═════ DATA SUPPLIED
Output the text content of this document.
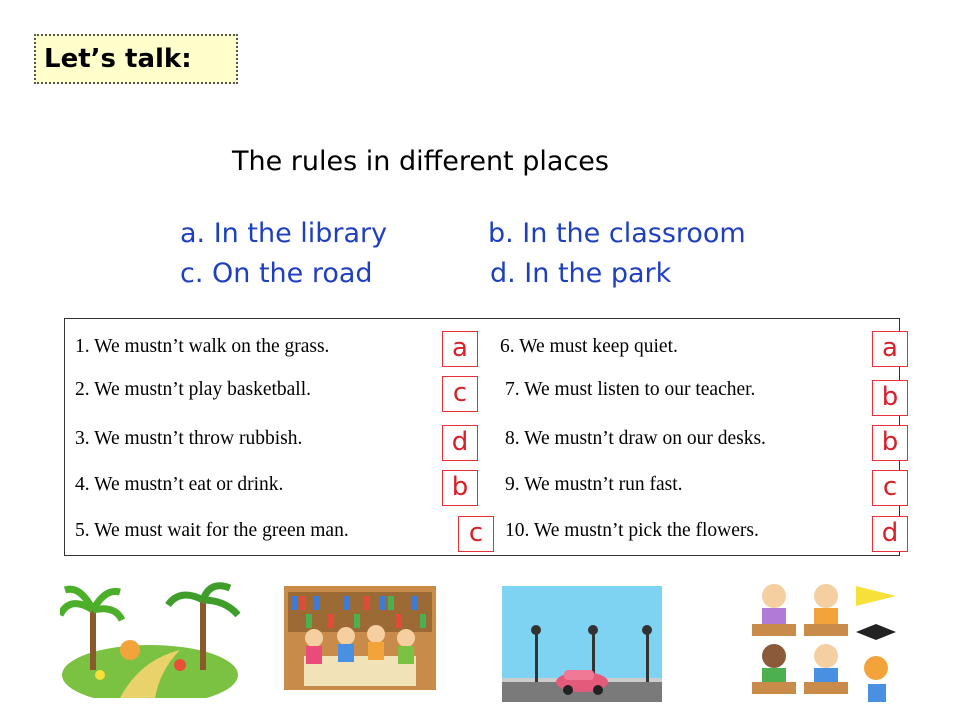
Let’s talk:
The rules in different places
a. In the library	b. In the classroom
c. On the road	d. In the park
1. We mustn’t walk on the grass.
2. We mustn’t play basketball.
3. We mustn’t throw rubbish.
4. We mustn’t eat or drink.
5. We must wait for the green man.
6. We must keep quiet.
7. We must listen to our teacher.
8. We mustn’t draw on our desks.
9. We mustn’t run fast.
10. We mustn’t pick the flowers.
a
c
d
b
c
a
b
b
c
d
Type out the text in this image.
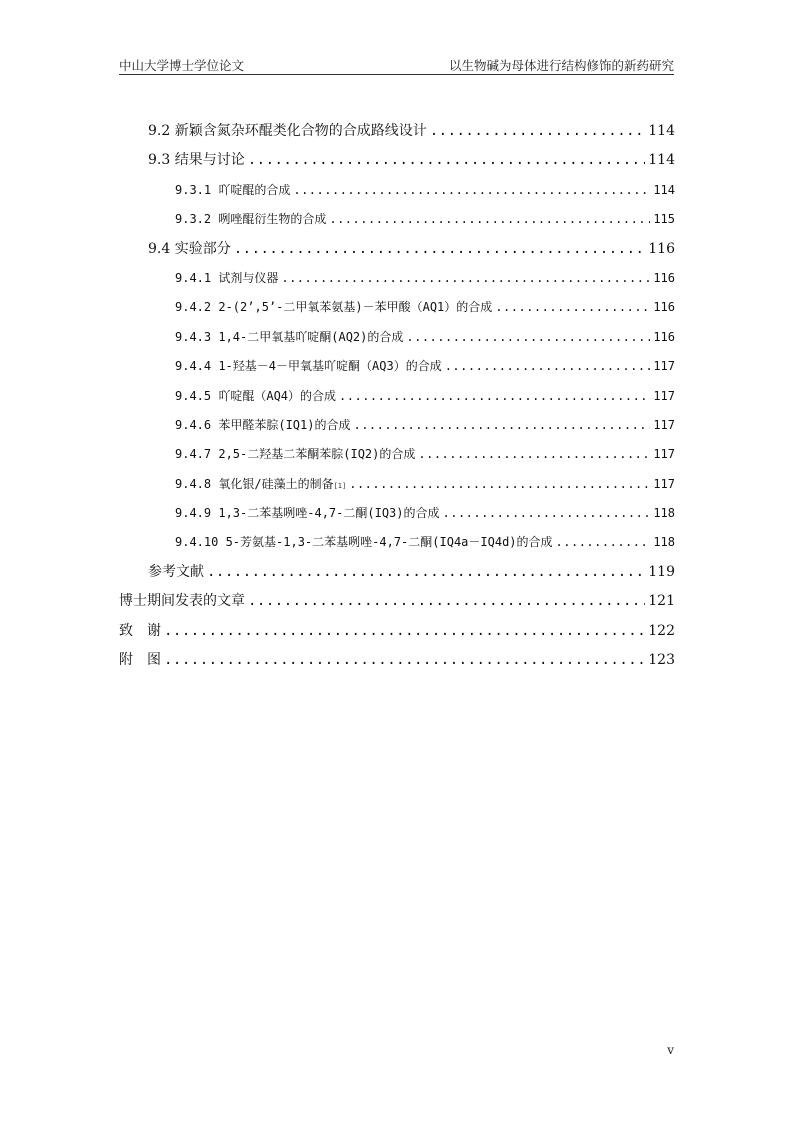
中山大学博士学位论文	以生物碱为母体进行结构修饰的新药研究
9.2 新颖含氮杂环醌类化合物的合成路线设计 .....	114
9.3 结果与讨论 .....	114
9.3.1 吖啶醌的合成 .....	114
9.3.2 咧唑醌衍生物的合成 .....	115
9.4 实验部分 .....	116
9.4.1 试剂与仪器 .....	116
9.4.2 2-(2’,5’-二甲氧苯氨基)－苯甲酸（AQ1）的合成 .....	116
9.4.3 1,4-二甲氧基吖啶酮(AQ2)的合成 .....	116
9.4.4 1-羟基－4－甲氧基吖啶酮（AQ3）的合成 .....	117
9.4.5 吖啶醌（AQ4）的合成 .....	117
9.4.6 苯甲醛苯腙(IQ1)的合成 .....	117
9.4.7 2,5-二羟基二苯酮苯腙(IQ2)的合成 .....	117
9.4.8 氧化银/硅藻土的制备 [1] .....	117
9.4.9 1,3-二苯基咧唑-4,7-二酮(IQ3)的合成 .....	118
9.4.10 5-芳氨基-1,3-二苯基咧唑-4,7-二酮(IQ4a－IQ4d)的合成 .....	118
参考文献 .....	119
博士期间发表的文章 .....	121
致　谢 .....	122
附　图 .....	123
v
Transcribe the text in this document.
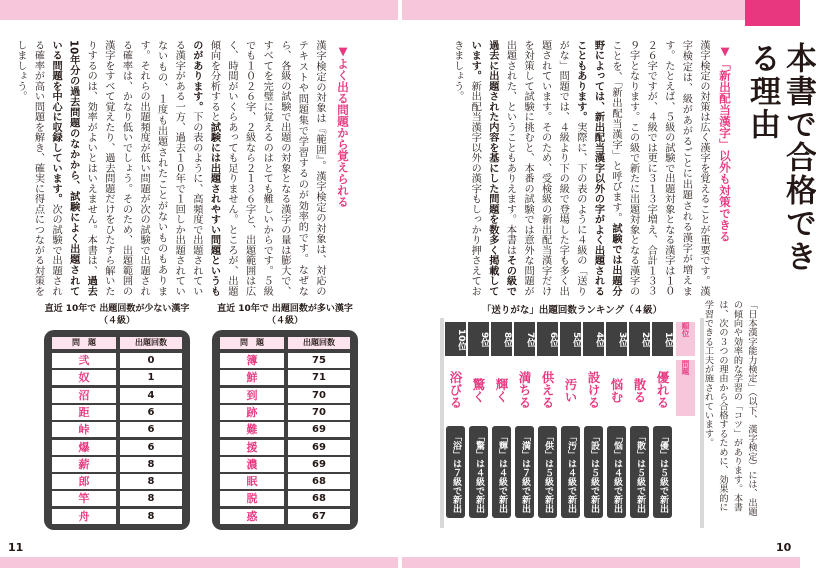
本書で合格できる理由
▼「新出配当漢字」以外も対策できる
漢字検定の対策は広く漢字を覚えることが重要です。漢字検定は、級があがるごとに出題される漢字が増えます。たとえば、５級の試験で出題対象となる漢字は１０２６字ですが、４級では更に３１３字増え、合計１３３９字となります。この級で新たに出題対象となる漢字のことを、「新出配当漢字」と呼びます。試験では出題分野によっては、新出配当漢字以外の字がよく出題されることもあります。実際に、下の表のように４級の「送りがな」問題では、４級より下の級で登場した字も多く出題されています。そのため、受検級の新出配当漢字だけを対策して試験に挑むと、本番の試験では意外な問題が出題された、ということもありえます。本書はその級で過去に出題された内容を基にした問題を数多く掲載しています。新出配当漢字以外の漢字もしっかり押さえておきましょう。
「日本漢字能力検定」（以下、漢字検定）には、出題の傾向や効率的な学習の「コツ」があります。本書は、次の３つの理由から合格するために、効果的に学習できる工夫が施されています。
「送りがな」出題回数ランキング（４級）
順位
問題
1位
優れる
「優」は５級で新出
2位
散る
「散」は５級で新出
3位
悩む
「悩」は４級で新出
4位
設ける
「設」は５級で新出
5位
汚い
「汚」は４級で新出
6位
供える
「供」は５級で新出
7位
満ちる
「満」は７級で新出
8位
輝く
「輝」は４級で新出
9位
驚く
「驚」は４級で新出
10位
浴びる
「浴」は７級で新出
10
▼よく出る問題から覚えられる
漢字検定の対象は『範囲』。漢字検定の対象は、対応のテキストや問題集で学習するのが効率的です。なぜなら、各級の試験で出題の対象となる漢字の量は膨大で、すべてを完璧に覚えるのはとても難しいからです。５級でも１０２６字、２級なら２１３６字と、出題範囲は広く、時間がいくらあっても足りません。ところが、出題傾向を分析すると試験には出題されやすい問題というものがあります。下の表のように、高頻度で出題されている漢字がある一方、過去１０年で１回しか出題されていないもの、１度も出題されたことがないものもあります。それらの出題頻度が低い問題が次の試験で出題される確率は、かなり低いでしょう。そのため、出題範囲の漢字をすべて覚えたり、過去問題だけをひたすら解いたりするのは、効率がよいとはいえません。本書は、過去10年分の過去問題のなかから、試験によく出題されている問題を中心に収録しています。次の試験で出題される確率が高い問題を解き、確実に得点につながる対策をしましょう。
直近 10年で 出題回数が多い漢字（４級）
問　題	出題回数
簿	75
鮮	71
到	70
跡	70
難	69
援	69
濃	69
眠	68
脱	68
惑	67
直近 10年で 出題回数が少ない漢字（４級）
問　題	出題回数
弐	0
奴	1
沼	4
距	6
峠	6
爆	6
薪	8
郎	8
竿	8
舟	8
11
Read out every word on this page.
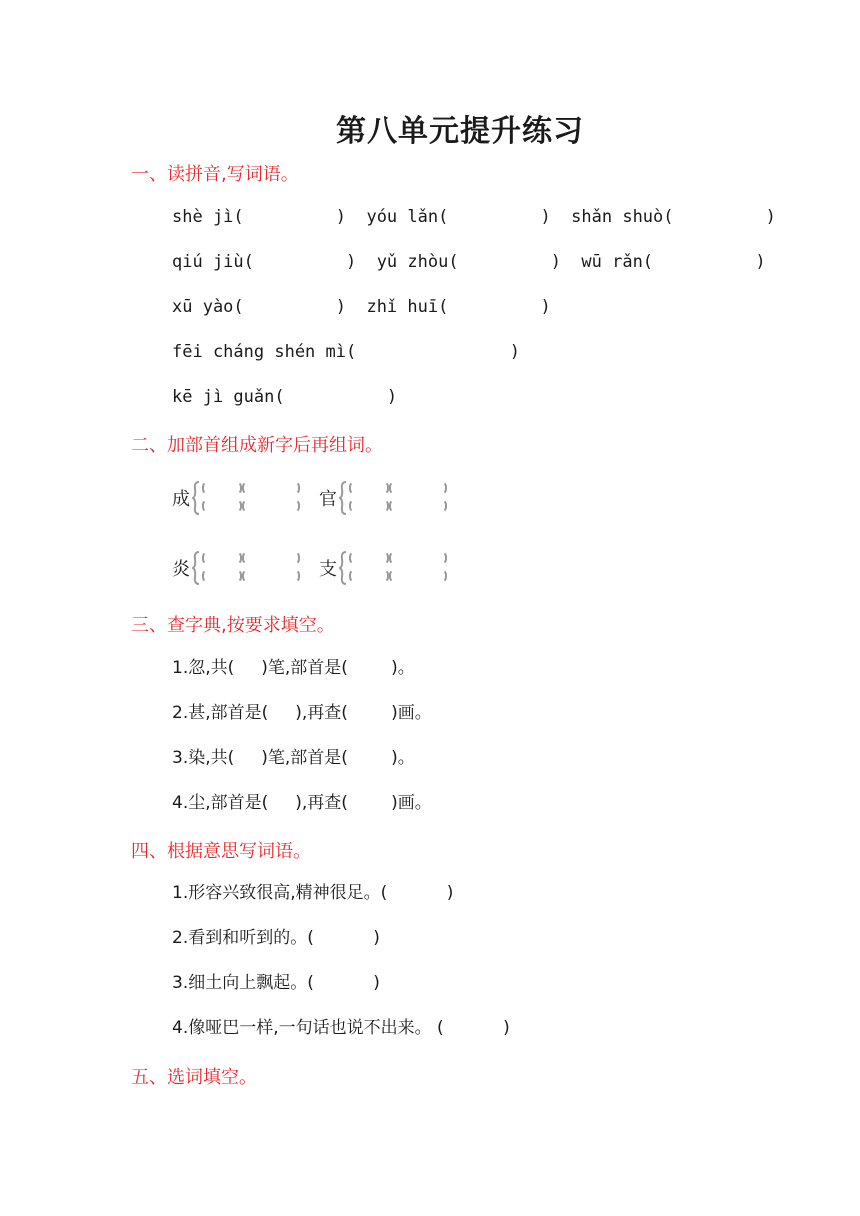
第八单元提升练习
一、读拼音,写词语。
shè jì(         )  yóu lǎn(         )  shǎn shuò(         )
qiú jiù(         )  yǔ zhòu(         )  wū rǎn(          )
xū yào(         )  zhǐ huī(         )
fēi cháng shén mì(               )
kē jì guǎn(          )
二、加部首组成新字后再组词。
成	官
炎	支
三、查字典,按要求填空。
1.忽,共(     )笔,部首是(        )。
2.甚,部首是(     ),再查(        )画。
3.染,共(     )笔,部首是(        )。
4.尘,部首是(     ),再查(        )画。
四、根据意思写词语。
1.形容兴致很高,精神很足。(           )
2.看到和听到的。(           )
3.细土向上飘起。(           )
4.像哑巴一样,一句话也说不出来。 (           )
五、选词填空。
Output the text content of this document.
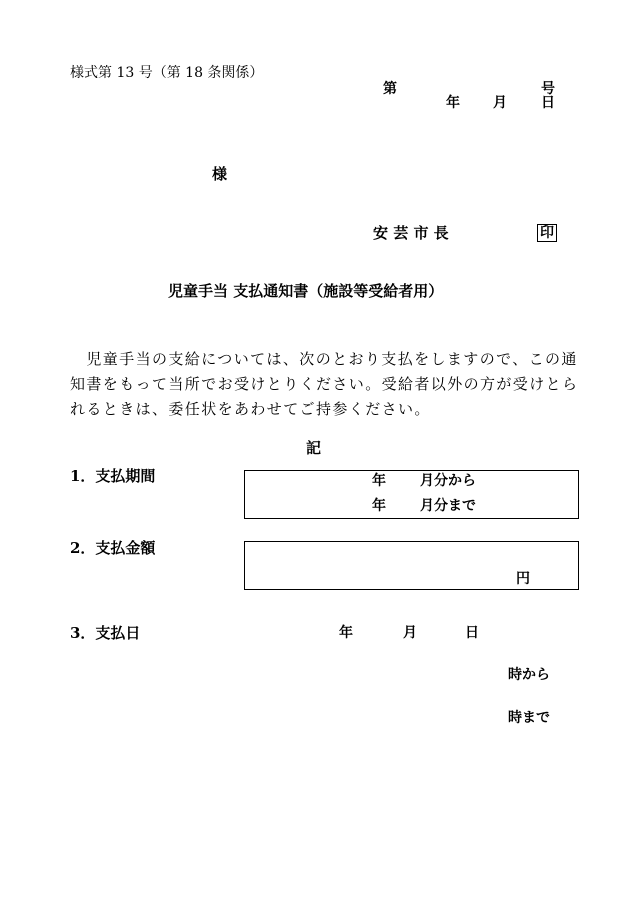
様式第 13 号（第 18 条関係）
第	号
年 月 日
様
安 芸 市 長	印
児童手当 支払通知書（施設等受給者用）
　児童手当の支給については、次のとおり支払をしますので、この通
知書をもって当所でお受けとりください。受給者以外の方が受けとら
れるときは、委任状をあわせてご持参ください。
記
1．支払期間	年 月分から
年 月分まで
2．支払金額
円
3．支払日	年	月	日
時から
時まで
══════════
→ **SHORT TASK**
Give the number of lines in the entries that include the string "text", and nothing more.

→ **THE REPLY**
4